>> start

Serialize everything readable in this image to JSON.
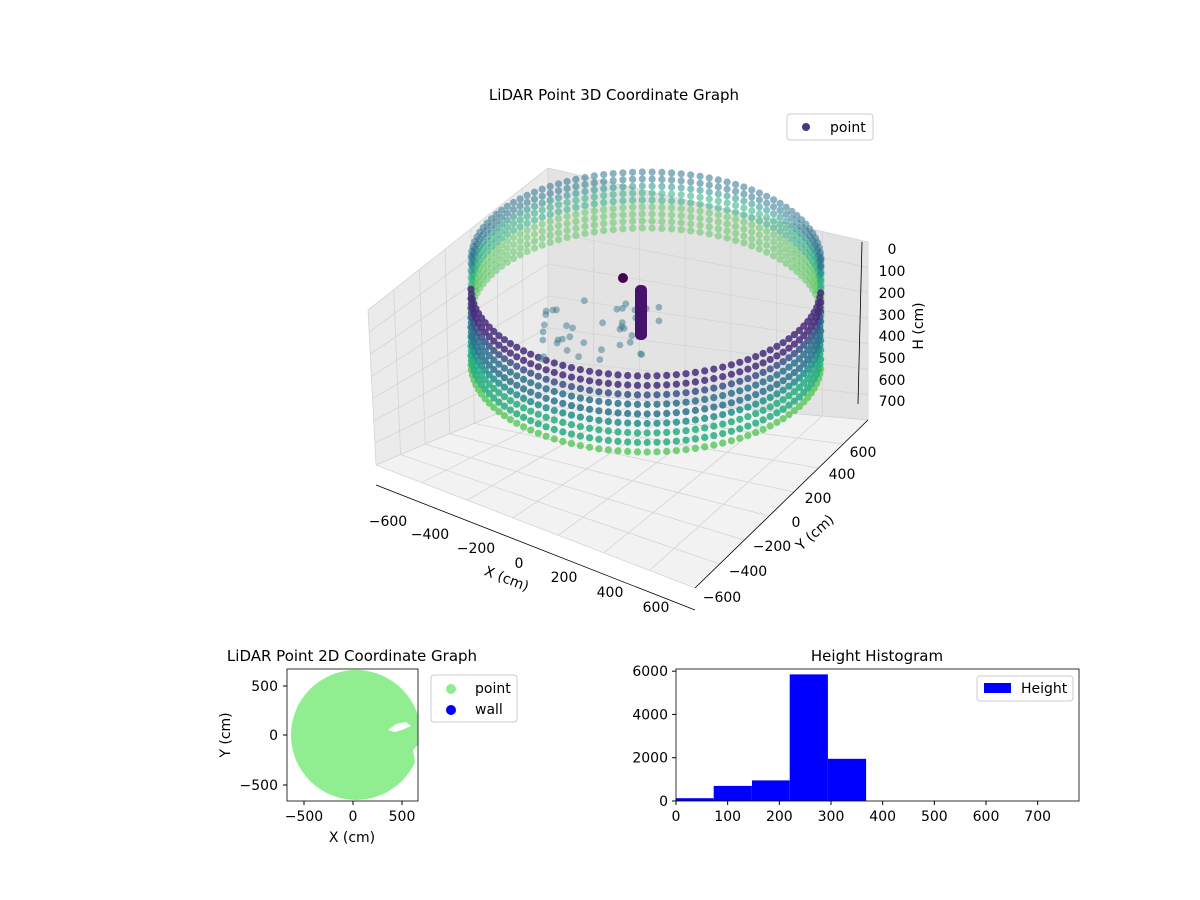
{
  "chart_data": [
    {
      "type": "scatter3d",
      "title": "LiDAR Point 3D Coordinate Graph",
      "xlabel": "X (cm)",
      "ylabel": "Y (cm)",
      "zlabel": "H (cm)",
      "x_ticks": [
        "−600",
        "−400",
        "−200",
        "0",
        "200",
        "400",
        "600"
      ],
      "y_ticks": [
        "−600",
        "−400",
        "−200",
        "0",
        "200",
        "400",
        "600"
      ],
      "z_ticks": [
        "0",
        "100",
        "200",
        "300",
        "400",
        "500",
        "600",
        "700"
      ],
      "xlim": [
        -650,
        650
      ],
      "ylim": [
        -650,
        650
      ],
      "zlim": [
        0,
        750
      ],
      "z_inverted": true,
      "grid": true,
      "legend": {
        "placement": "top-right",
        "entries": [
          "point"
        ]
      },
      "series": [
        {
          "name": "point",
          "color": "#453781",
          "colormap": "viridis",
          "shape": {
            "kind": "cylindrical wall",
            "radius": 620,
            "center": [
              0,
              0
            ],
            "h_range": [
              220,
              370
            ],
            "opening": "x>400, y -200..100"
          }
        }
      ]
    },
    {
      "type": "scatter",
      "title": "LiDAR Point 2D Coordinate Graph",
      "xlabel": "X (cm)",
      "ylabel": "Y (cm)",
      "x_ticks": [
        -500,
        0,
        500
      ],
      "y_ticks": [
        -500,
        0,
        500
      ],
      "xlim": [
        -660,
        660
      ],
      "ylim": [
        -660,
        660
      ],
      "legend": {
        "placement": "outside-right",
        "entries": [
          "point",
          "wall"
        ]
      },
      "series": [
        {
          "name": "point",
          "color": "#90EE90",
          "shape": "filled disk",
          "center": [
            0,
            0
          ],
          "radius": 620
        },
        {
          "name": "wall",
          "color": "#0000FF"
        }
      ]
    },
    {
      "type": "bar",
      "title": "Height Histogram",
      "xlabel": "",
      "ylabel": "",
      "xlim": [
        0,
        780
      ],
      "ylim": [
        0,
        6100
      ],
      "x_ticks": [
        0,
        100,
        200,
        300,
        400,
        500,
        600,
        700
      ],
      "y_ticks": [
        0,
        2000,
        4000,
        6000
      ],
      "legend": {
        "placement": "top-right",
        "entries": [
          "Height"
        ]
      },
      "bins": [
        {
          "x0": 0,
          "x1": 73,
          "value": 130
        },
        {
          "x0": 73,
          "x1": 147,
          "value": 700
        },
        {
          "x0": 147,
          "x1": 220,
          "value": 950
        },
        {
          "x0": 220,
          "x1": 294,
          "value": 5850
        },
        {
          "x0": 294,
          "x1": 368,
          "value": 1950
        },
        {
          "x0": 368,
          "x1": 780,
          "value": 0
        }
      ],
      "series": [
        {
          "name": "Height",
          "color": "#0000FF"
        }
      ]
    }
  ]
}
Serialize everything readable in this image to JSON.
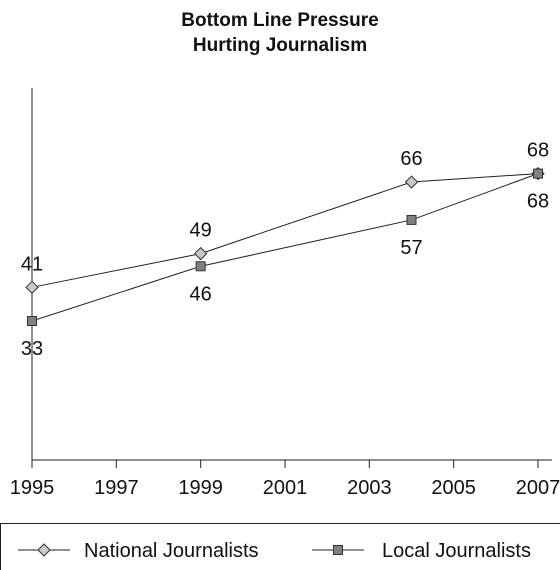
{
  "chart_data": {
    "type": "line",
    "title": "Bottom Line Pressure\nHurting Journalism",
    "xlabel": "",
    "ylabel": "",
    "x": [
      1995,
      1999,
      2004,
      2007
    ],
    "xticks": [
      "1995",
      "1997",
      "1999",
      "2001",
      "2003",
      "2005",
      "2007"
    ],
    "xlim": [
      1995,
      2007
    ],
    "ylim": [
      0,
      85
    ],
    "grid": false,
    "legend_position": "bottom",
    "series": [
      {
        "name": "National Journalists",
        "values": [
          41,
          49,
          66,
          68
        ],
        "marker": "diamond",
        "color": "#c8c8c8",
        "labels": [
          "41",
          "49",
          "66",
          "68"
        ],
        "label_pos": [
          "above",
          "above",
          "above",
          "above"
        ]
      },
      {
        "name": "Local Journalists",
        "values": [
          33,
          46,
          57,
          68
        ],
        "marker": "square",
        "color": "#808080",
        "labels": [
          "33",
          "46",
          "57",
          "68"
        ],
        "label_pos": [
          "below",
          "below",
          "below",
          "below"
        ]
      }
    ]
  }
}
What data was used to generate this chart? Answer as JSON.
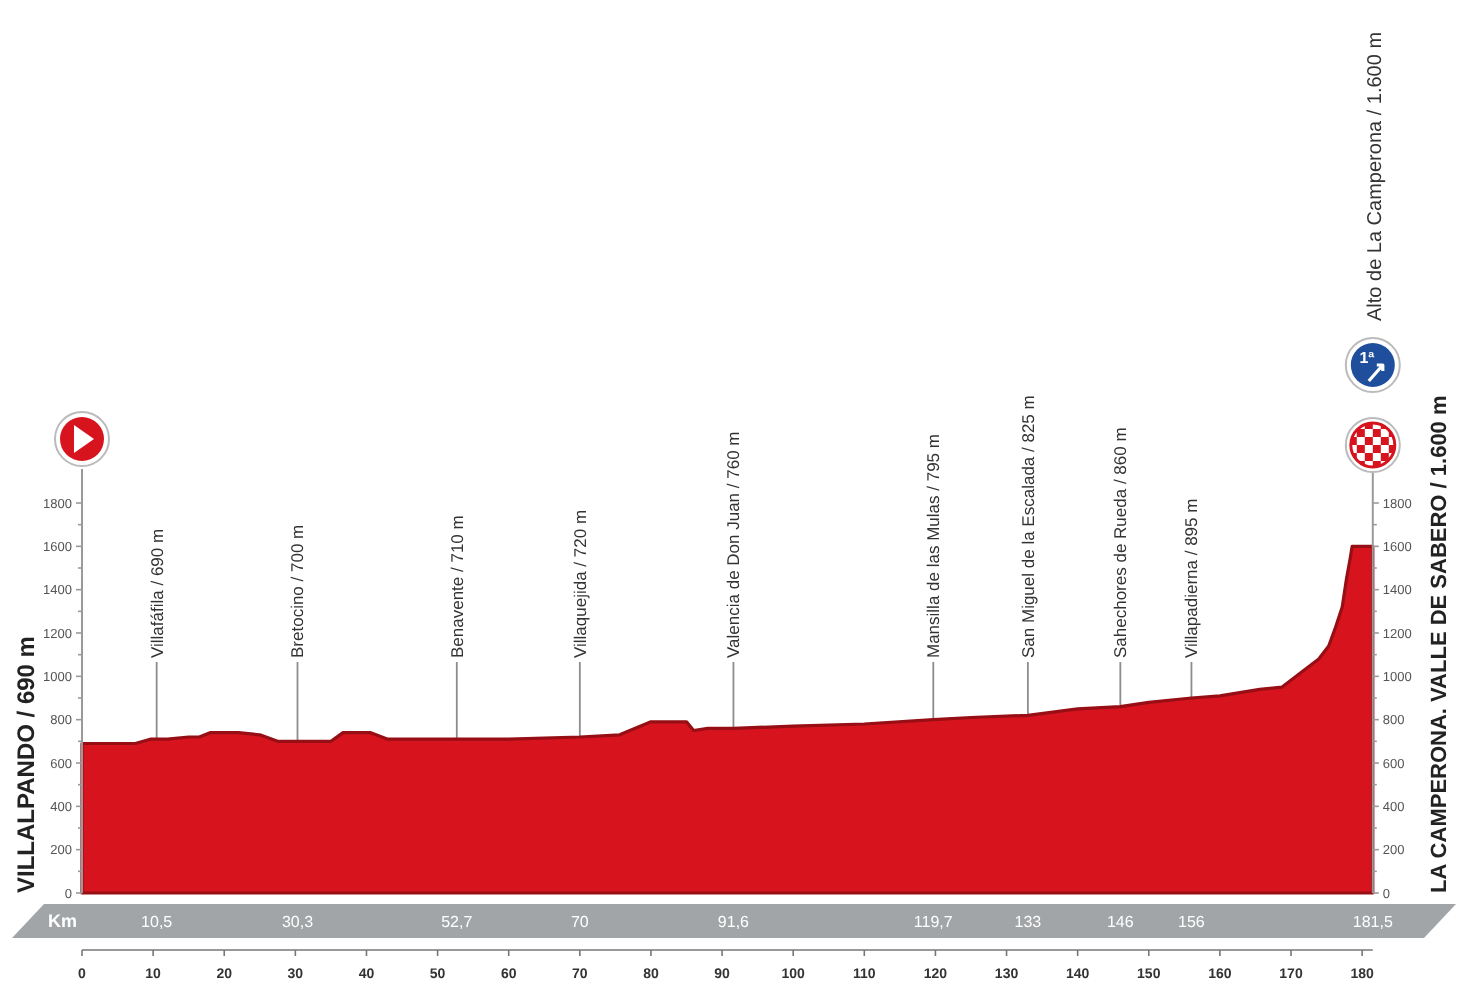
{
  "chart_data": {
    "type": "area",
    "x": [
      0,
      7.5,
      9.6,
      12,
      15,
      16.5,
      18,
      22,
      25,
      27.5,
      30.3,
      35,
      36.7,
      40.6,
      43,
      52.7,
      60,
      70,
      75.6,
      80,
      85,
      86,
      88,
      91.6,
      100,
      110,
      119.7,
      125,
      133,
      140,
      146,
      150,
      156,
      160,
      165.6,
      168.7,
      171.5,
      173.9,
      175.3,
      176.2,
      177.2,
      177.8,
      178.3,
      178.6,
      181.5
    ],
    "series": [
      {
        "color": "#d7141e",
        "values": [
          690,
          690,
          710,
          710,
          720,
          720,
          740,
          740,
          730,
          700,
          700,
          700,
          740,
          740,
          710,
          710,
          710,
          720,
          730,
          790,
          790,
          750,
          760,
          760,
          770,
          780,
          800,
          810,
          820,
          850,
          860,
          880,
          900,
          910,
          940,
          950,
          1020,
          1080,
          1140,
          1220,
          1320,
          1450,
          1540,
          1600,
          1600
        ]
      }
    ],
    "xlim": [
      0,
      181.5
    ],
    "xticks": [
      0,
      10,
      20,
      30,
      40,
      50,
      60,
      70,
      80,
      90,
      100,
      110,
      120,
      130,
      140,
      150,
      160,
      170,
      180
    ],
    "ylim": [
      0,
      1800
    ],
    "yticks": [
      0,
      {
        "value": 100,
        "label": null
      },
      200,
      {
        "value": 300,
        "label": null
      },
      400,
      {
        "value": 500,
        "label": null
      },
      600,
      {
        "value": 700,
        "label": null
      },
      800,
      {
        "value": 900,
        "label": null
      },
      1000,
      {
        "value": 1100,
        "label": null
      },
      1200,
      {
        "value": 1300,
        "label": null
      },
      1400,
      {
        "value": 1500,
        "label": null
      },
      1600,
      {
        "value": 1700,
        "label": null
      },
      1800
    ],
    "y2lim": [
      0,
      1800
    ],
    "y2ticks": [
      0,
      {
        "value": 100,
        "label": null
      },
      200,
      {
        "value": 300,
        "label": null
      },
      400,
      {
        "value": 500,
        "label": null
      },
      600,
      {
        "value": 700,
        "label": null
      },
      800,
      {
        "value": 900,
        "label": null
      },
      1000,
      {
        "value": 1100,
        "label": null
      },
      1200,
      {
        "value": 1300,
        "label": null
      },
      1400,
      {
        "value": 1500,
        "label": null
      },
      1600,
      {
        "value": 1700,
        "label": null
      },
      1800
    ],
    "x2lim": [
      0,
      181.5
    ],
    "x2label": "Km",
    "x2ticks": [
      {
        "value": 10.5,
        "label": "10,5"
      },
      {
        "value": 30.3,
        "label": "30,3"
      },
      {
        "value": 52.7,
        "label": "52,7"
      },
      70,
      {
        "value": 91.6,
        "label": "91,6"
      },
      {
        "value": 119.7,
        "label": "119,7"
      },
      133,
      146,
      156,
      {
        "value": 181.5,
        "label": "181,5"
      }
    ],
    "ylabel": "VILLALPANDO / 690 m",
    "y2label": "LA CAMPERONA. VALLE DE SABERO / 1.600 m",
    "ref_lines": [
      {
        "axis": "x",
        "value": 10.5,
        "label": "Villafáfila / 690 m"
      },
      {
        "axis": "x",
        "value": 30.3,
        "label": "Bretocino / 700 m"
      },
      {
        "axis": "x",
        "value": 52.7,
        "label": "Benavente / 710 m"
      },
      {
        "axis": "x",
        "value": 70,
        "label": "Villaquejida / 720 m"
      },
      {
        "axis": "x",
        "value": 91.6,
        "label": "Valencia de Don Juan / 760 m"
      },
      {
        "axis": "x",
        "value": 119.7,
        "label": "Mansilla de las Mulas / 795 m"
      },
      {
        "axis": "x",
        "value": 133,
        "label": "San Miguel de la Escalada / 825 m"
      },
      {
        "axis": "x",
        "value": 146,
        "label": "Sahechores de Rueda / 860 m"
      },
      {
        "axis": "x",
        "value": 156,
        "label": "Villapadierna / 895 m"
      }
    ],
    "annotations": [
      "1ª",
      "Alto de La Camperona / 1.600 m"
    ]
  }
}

>> end

Filter the records, keeping only lines that contain "title", and show those lines.

      "title": "LiDAR Point 3D Coordinate Graph",
      "title": "LiDAR Point 2D Coordinate Graph",
      "title": "Height Histogram",
    "title": "Bottom Line Pressure\nHurting Journalism",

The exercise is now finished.